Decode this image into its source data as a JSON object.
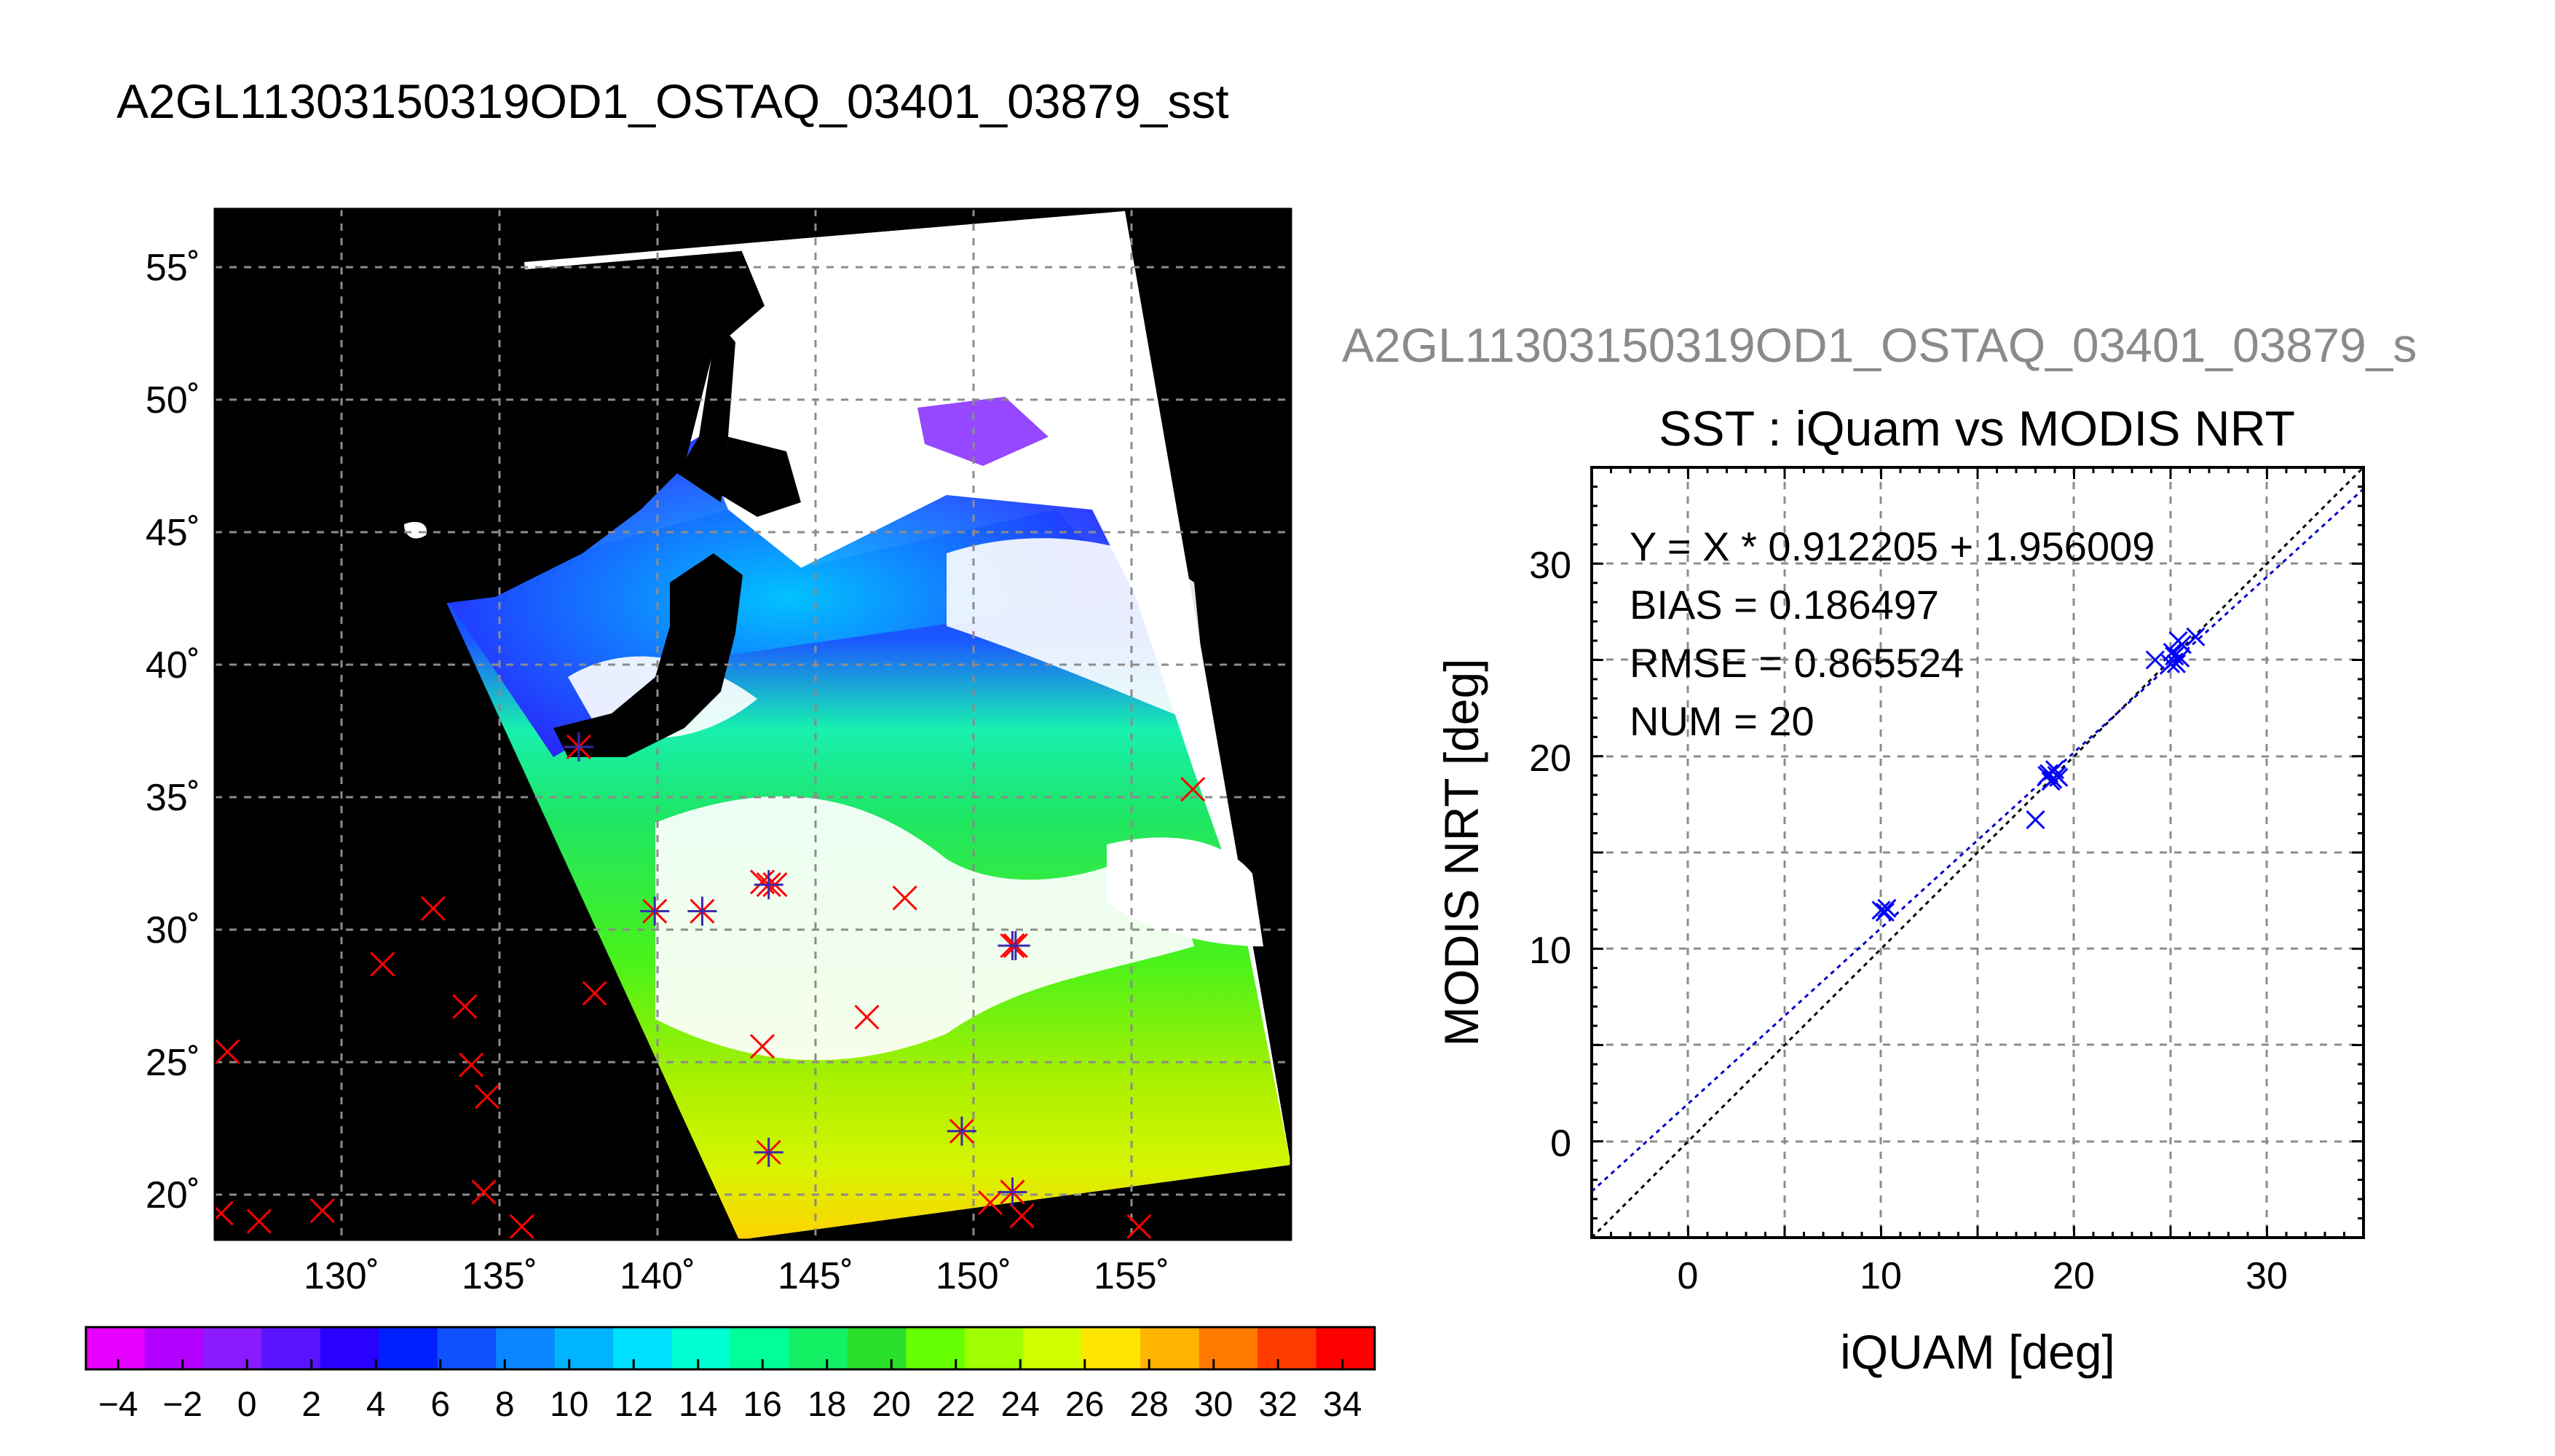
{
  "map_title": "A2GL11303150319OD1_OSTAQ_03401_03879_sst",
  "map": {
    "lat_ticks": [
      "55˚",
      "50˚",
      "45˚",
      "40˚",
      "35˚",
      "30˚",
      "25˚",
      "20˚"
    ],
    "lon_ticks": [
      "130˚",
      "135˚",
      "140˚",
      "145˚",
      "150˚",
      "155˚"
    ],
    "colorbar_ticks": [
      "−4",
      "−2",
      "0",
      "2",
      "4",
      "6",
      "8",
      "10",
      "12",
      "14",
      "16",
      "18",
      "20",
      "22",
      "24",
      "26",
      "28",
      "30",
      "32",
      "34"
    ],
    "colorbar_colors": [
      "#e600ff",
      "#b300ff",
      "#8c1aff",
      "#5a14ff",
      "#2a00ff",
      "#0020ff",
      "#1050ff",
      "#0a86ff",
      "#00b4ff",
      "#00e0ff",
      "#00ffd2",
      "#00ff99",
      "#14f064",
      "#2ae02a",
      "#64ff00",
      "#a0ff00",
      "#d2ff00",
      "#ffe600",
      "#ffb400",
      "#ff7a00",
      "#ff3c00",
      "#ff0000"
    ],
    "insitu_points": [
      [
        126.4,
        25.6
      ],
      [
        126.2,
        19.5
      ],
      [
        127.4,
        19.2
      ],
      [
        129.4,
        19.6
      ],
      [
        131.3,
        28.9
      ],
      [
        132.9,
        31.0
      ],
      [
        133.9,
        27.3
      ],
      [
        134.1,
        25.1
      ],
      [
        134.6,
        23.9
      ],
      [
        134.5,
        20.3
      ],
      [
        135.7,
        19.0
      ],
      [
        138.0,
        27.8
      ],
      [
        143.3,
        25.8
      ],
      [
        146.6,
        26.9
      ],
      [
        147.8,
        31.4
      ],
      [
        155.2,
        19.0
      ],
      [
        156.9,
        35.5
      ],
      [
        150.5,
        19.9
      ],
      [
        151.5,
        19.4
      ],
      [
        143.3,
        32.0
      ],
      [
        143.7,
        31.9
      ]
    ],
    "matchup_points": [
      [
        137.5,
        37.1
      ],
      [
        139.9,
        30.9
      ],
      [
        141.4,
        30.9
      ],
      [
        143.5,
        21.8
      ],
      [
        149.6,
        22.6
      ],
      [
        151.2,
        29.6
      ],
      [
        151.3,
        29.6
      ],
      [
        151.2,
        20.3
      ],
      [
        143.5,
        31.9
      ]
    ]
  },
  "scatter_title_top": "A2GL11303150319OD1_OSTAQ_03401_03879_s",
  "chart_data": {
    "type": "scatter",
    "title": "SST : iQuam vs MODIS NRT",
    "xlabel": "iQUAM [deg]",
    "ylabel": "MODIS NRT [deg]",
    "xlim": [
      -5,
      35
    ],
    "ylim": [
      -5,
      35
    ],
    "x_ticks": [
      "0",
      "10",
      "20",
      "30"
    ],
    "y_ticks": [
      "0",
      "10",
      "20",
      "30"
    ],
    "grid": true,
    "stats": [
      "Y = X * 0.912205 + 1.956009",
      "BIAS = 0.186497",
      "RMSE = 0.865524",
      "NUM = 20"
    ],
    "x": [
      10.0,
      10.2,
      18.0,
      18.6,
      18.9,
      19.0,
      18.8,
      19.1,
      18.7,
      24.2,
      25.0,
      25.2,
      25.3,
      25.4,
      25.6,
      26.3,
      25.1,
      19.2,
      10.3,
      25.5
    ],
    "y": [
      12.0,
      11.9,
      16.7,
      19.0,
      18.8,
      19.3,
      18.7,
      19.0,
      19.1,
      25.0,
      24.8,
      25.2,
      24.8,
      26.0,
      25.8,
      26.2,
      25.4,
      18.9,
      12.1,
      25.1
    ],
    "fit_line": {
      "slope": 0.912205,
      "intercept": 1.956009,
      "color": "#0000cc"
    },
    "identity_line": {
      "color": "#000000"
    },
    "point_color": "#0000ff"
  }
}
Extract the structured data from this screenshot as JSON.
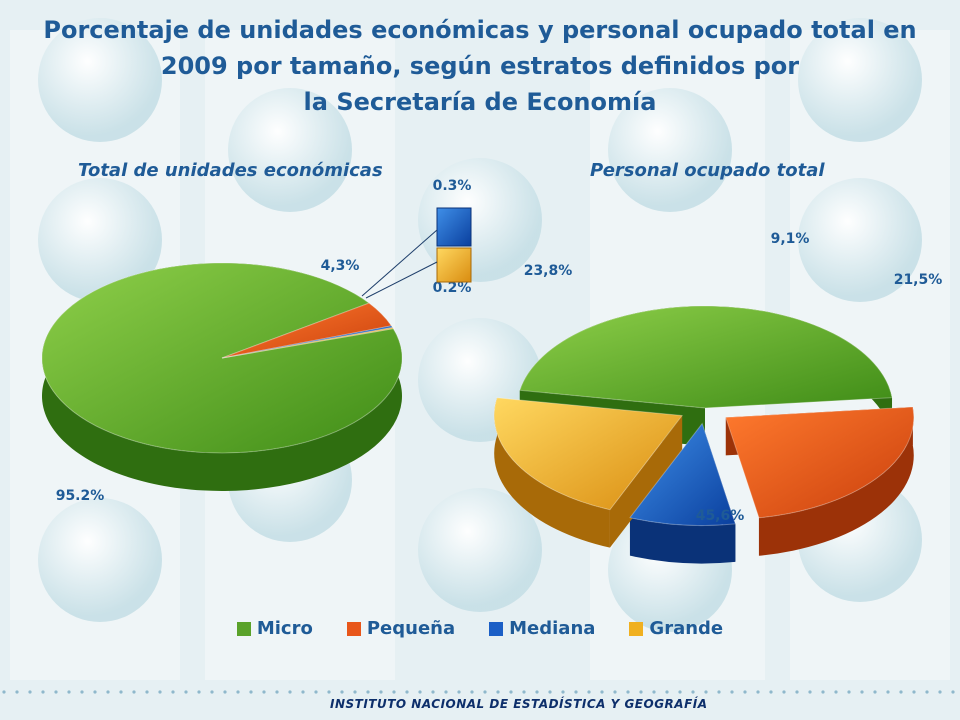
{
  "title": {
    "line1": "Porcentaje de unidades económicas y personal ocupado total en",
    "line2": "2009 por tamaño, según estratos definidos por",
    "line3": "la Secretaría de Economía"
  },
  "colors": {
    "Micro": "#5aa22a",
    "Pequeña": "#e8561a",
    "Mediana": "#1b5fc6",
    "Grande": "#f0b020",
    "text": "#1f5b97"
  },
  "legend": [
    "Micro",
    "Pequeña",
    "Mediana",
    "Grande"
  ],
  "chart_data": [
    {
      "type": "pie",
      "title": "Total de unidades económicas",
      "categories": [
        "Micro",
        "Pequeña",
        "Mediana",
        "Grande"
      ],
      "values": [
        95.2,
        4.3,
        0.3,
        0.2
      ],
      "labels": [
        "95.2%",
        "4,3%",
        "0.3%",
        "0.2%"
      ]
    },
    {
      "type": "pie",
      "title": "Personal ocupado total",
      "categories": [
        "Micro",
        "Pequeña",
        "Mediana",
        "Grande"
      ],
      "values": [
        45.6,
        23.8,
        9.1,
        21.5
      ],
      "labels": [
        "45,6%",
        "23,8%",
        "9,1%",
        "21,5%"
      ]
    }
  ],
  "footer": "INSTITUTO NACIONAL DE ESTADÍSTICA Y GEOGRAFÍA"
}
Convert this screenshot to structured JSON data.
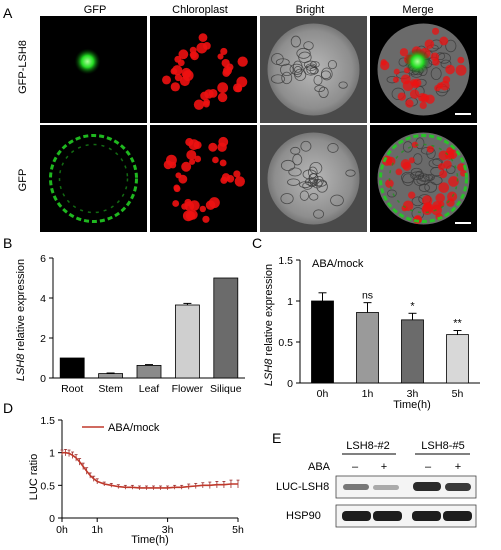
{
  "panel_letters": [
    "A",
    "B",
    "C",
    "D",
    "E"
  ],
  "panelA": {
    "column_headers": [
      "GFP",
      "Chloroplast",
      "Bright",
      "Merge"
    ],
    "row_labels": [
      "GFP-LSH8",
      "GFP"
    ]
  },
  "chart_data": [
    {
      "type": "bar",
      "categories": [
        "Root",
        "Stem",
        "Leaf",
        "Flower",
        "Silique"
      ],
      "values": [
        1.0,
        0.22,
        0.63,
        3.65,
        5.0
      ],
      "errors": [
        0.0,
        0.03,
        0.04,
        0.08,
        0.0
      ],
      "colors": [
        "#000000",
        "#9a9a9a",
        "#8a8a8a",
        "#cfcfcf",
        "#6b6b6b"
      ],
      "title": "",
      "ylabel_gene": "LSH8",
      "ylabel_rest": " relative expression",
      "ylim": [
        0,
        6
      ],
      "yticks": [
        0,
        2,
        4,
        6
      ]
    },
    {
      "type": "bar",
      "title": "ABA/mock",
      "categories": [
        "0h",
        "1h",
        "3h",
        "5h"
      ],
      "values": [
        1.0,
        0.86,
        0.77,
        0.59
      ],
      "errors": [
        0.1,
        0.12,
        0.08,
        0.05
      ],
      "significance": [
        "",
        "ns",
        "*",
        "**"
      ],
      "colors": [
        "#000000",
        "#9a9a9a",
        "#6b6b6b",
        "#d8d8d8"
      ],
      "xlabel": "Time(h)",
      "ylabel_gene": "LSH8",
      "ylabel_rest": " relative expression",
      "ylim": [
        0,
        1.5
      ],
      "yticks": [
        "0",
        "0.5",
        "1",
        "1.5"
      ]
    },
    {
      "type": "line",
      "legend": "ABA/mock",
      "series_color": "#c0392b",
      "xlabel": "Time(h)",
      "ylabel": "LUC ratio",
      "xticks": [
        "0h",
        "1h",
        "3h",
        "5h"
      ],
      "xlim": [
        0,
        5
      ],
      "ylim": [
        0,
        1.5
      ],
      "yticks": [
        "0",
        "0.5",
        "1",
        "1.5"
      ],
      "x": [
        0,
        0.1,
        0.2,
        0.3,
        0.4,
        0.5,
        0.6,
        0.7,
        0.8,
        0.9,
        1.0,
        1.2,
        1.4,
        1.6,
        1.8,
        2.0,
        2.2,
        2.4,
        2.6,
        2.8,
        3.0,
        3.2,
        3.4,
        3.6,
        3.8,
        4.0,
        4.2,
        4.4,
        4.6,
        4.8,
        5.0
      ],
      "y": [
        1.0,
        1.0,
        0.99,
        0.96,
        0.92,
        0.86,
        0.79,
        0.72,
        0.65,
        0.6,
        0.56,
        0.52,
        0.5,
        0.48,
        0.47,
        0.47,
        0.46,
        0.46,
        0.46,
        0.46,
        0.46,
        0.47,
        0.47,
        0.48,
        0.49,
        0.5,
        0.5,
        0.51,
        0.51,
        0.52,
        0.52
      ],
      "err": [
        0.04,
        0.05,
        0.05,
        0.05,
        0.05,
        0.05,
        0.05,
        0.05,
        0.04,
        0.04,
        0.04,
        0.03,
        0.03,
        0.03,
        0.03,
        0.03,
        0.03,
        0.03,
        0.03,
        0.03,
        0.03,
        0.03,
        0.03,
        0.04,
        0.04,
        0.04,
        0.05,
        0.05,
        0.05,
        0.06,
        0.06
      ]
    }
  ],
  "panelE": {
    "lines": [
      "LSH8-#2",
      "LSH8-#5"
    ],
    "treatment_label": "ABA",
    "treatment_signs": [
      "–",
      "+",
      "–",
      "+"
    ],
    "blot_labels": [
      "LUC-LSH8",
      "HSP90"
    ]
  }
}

-*-*-

▶ [Exercise requirements]:
Pick out the lines that contain "this" and copy them.

▶ [Completed task]:
Decode this image into its source data as a JSON object.
Extract the structured data from this screenshot as JSON.
Convert this screenshot to structured JSON data.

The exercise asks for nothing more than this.